# Directions
Count every line that includes the string "title" in the entries that follow. Nothing besides the number is needed.

# Raw data
_____

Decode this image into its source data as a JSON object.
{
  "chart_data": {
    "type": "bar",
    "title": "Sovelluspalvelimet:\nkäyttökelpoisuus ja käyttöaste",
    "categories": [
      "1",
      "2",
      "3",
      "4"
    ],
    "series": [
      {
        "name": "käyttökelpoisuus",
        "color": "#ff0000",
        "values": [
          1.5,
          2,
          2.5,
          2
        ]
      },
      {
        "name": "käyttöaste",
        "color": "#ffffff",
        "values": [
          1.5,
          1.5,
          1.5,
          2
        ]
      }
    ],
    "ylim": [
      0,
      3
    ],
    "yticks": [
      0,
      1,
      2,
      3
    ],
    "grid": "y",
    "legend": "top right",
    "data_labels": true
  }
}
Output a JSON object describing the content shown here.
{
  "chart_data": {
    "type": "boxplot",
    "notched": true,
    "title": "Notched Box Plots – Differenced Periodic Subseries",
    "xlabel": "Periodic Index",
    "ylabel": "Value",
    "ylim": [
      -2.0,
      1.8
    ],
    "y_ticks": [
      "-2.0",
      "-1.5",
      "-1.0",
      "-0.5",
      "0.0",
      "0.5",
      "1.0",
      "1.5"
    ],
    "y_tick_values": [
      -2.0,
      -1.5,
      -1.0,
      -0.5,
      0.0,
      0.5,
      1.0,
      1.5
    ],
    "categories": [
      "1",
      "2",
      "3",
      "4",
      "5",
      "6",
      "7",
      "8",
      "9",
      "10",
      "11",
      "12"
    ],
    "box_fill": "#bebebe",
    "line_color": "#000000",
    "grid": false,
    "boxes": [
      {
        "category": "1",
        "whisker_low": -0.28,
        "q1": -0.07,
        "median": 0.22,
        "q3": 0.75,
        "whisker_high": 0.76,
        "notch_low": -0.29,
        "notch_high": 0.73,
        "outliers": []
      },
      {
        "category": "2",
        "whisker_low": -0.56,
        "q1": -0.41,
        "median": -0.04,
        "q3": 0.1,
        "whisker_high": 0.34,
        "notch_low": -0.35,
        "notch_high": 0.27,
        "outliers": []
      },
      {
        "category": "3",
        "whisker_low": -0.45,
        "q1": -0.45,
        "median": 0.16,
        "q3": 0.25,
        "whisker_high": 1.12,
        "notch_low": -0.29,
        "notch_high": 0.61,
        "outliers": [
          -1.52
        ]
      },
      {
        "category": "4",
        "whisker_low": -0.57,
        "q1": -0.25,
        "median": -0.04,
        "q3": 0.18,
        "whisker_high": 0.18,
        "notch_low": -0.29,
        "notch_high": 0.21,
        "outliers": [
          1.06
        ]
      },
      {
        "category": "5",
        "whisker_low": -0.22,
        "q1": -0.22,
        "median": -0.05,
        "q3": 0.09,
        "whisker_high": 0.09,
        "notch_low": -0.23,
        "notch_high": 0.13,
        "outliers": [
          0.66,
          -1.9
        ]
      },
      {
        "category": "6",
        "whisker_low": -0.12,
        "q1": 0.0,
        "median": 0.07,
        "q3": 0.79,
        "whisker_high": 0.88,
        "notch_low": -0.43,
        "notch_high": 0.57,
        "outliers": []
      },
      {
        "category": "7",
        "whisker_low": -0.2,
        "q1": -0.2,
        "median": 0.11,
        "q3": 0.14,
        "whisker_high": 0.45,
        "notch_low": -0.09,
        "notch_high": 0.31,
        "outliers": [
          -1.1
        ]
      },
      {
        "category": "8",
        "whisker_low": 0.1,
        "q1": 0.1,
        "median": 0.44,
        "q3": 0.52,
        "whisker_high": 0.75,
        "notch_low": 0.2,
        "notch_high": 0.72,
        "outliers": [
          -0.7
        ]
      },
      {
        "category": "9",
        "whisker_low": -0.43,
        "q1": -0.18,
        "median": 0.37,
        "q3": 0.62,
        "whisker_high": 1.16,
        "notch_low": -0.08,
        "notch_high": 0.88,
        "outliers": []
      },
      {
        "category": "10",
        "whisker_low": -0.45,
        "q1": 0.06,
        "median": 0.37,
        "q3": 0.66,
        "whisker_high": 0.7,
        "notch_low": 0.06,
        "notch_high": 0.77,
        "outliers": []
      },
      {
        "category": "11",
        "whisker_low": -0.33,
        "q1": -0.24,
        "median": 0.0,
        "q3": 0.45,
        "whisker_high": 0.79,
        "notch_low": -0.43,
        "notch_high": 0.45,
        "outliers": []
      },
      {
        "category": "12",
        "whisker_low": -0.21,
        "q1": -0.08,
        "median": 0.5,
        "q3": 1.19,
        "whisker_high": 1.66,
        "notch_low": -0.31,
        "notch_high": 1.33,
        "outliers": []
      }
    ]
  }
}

_____

# Task solution
2